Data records
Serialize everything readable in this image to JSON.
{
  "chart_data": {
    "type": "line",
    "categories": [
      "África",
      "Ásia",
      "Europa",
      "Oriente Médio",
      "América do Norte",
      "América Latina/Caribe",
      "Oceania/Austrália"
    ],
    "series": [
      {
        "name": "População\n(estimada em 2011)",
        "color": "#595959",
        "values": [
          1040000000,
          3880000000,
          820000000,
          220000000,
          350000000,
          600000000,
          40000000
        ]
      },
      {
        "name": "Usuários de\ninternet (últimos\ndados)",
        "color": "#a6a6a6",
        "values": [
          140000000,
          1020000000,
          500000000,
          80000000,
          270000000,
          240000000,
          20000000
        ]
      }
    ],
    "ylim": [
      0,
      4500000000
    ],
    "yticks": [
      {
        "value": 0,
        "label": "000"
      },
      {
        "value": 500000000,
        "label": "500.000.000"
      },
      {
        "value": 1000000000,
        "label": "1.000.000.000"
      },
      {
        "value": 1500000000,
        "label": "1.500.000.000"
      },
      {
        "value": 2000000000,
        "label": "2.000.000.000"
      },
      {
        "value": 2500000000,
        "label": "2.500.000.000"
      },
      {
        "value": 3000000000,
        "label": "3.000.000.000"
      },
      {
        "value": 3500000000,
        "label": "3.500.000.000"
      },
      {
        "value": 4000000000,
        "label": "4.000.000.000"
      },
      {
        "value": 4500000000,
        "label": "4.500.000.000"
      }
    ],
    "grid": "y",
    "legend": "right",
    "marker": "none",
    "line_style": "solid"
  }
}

:: DIRECTION ::
Repeat the material in full, exactly as it stands.

:: SOLUTION FOR THIS EXERCISE ::
Serialize everything readable in this image to JSON.
{
  "chart_data": {
    "type": "line",
    "categories": [
      "África",
      "Ásia",
      "Europa",
      "Oriente Médio",
      "América do Norte",
      "América Latina/Caribe",
      "Oceania/Austrália"
    ],
    "series": [
      {
        "name": "População\n(estimada em 2011)",
        "color": "#595959",
        "values": [
          1040000000,
          3880000000,
          820000000,
          220000000,
          350000000,
          600000000,
          40000000
        ]
      },
      {
        "name": "Usuários de\ninternet (últimos\ndados)",
        "color": "#a6a6a6",
        "values": [
          140000000,
          1020000000,
          500000000,
          80000000,
          270000000,
          240000000,
          20000000
        ]
      }
    ],
    "ylim": [
      0,
      4500000000
    ],
    "yticks": [
      {
        "value": 0,
        "label": "000"
      },
      {
        "value": 500000000,
        "label": "500.000.000"
      },
      {
        "value": 1000000000,
        "label": "1.000.000.000"
      },
      {
        "value": 1500000000,
        "label": "1.500.000.000"
      },
      {
        "value": 2000000000,
        "label": "2.000.000.000"
      },
      {
        "value": 2500000000,
        "label": "2.500.000.000"
      },
      {
        "value": 3000000000,
        "label": "3.000.000.000"
      },
      {
        "value": 3500000000,
        "label": "3.500.000.000"
      },
      {
        "value": 4000000000,
        "label": "4.000.000.000"
      },
      {
        "value": 4500000000,
        "label": "4.500.000.000"
      }
    ],
    "grid": "y",
    "legend": "right",
    "marker": "none",
    "line_style": "solid"
  }
}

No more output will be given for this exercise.